» Written exercise
Can you copy out the data exactly? Leave the images out.

» Available records
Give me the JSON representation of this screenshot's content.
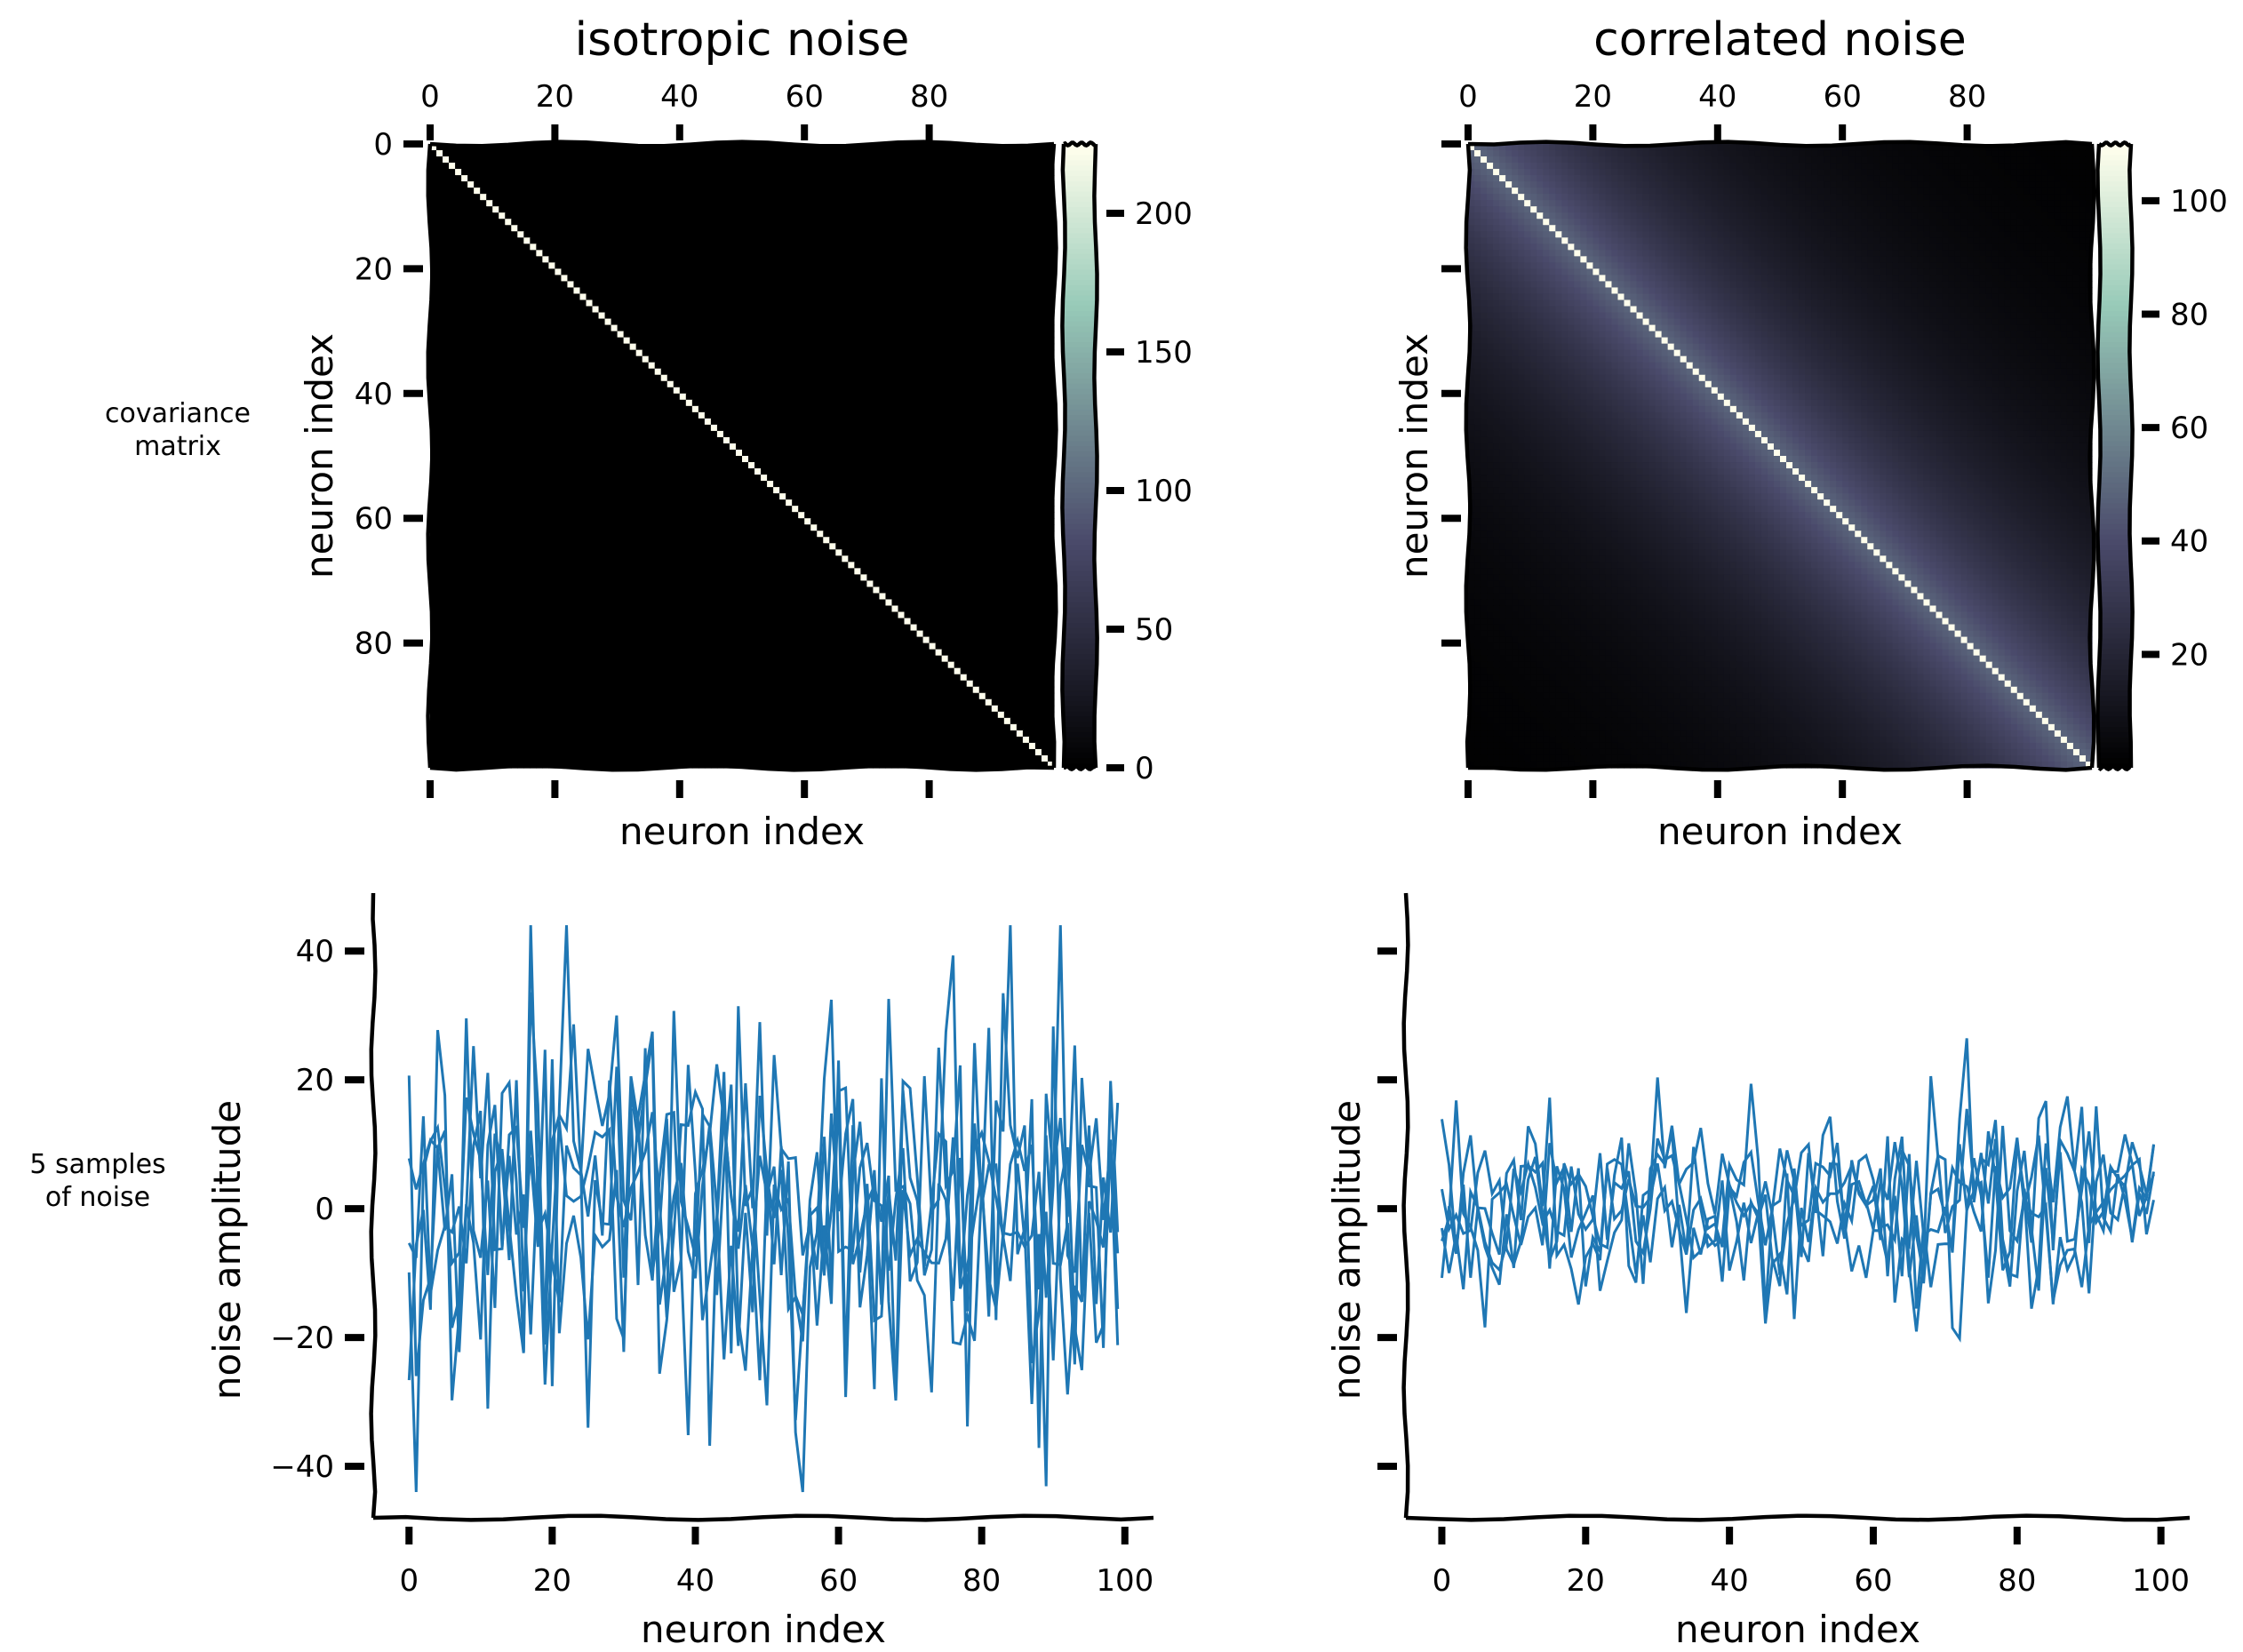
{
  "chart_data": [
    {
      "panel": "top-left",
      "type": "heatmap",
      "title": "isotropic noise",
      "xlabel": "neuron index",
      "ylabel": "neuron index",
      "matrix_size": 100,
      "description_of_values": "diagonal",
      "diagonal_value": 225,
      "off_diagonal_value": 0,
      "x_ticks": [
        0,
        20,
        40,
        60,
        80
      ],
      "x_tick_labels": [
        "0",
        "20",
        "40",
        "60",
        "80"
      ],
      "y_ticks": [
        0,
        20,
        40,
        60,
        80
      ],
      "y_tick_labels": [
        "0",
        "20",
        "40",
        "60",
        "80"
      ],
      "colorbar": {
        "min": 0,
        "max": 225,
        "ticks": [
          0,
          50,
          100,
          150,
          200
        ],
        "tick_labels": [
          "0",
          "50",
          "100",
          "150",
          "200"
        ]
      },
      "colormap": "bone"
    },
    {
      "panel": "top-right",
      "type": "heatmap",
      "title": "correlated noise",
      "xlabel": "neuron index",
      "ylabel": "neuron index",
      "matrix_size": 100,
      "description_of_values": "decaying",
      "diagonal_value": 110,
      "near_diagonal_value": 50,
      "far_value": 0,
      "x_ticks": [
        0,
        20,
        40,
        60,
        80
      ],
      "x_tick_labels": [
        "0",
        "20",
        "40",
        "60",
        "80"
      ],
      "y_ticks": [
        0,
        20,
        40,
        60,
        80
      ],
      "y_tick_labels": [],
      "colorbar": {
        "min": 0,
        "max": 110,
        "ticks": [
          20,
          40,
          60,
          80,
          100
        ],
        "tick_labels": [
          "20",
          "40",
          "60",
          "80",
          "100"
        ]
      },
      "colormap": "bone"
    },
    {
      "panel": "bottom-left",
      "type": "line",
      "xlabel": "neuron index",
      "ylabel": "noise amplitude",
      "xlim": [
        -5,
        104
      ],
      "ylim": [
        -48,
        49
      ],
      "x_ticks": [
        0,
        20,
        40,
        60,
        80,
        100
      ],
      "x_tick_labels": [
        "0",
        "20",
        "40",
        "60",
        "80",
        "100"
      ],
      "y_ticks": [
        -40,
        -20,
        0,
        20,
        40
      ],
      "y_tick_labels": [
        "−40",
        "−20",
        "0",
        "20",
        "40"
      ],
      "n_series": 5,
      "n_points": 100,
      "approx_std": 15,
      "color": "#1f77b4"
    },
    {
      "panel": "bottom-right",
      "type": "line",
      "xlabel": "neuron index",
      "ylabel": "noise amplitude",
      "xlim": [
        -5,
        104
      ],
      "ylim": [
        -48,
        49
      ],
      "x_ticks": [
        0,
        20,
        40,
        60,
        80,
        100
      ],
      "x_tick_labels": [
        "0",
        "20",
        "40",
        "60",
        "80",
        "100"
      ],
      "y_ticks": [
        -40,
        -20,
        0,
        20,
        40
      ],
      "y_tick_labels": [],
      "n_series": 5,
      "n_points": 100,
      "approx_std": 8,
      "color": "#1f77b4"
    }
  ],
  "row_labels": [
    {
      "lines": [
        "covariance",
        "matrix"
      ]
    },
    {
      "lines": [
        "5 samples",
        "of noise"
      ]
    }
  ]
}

» Task answer
Give me the JSON representation of this screenshot's content.
{
  "chart_data": [
    {
      "panel": "top-left",
      "type": "heatmap",
      "title": "isotropic noise",
      "xlabel": "neuron index",
      "ylabel": "neuron index",
      "matrix_size": 100,
      "description_of_values": "diagonal",
      "diagonal_value": 225,
      "off_diagonal_value": 0,
      "x_ticks": [
        0,
        20,
        40,
        60,
        80
      ],
      "x_tick_labels": [
        "0",
        "20",
        "40",
        "60",
        "80"
      ],
      "y_ticks": [
        0,
        20,
        40,
        60,
        80
      ],
      "y_tick_labels": [
        "0",
        "20",
        "40",
        "60",
        "80"
      ],
      "colorbar": {
        "min": 0,
        "max": 225,
        "ticks": [
          0,
          50,
          100,
          150,
          200
        ],
        "tick_labels": [
          "0",
          "50",
          "100",
          "150",
          "200"
        ]
      },
      "colormap": "bone"
    },
    {
      "panel": "top-right",
      "type": "heatmap",
      "title": "correlated noise",
      "xlabel": "neuron index",
      "ylabel": "neuron index",
      "matrix_size": 100,
      "description_of_values": "decaying",
      "diagonal_value": 110,
      "near_diagonal_value": 50,
      "far_value": 0,
      "x_ticks": [
        0,
        20,
        40,
        60,
        80
      ],
      "x_tick_labels": [
        "0",
        "20",
        "40",
        "60",
        "80"
      ],
      "y_ticks": [
        0,
        20,
        40,
        60,
        80
      ],
      "y_tick_labels": [],
      "colorbar": {
        "min": 0,
        "max": 110,
        "ticks": [
          20,
          40,
          60,
          80,
          100
        ],
        "tick_labels": [
          "20",
          "40",
          "60",
          "80",
          "100"
        ]
      },
      "colormap": "bone"
    },
    {
      "panel": "bottom-left",
      "type": "line",
      "xlabel": "neuron index",
      "ylabel": "noise amplitude",
      "xlim": [
        -5,
        104
      ],
      "ylim": [
        -48,
        49
      ],
      "x_ticks": [
        0,
        20,
        40,
        60,
        80,
        100
      ],
      "x_tick_labels": [
        "0",
        "20",
        "40",
        "60",
        "80",
        "100"
      ],
      "y_ticks": [
        -40,
        -20,
        0,
        20,
        40
      ],
      "y_tick_labels": [
        "−40",
        "−20",
        "0",
        "20",
        "40"
      ],
      "n_series": 5,
      "n_points": 100,
      "approx_std": 15,
      "color": "#1f77b4"
    },
    {
      "panel": "bottom-right",
      "type": "line",
      "xlabel": "neuron index",
      "ylabel": "noise amplitude",
      "xlim": [
        -5,
        104
      ],
      "ylim": [
        -48,
        49
      ],
      "x_ticks": [
        0,
        20,
        40,
        60,
        80,
        100
      ],
      "x_tick_labels": [
        "0",
        "20",
        "40",
        "60",
        "80",
        "100"
      ],
      "y_ticks": [
        -40,
        -20,
        0,
        20,
        40
      ],
      "y_tick_labels": [],
      "n_series": 5,
      "n_points": 100,
      "approx_std": 8,
      "color": "#1f77b4"
    }
  ],
  "row_labels": [
    {
      "lines": [
        "covariance",
        "matrix"
      ]
    },
    {
      "lines": [
        "5 samples",
        "of noise"
      ]
    }
  ]
}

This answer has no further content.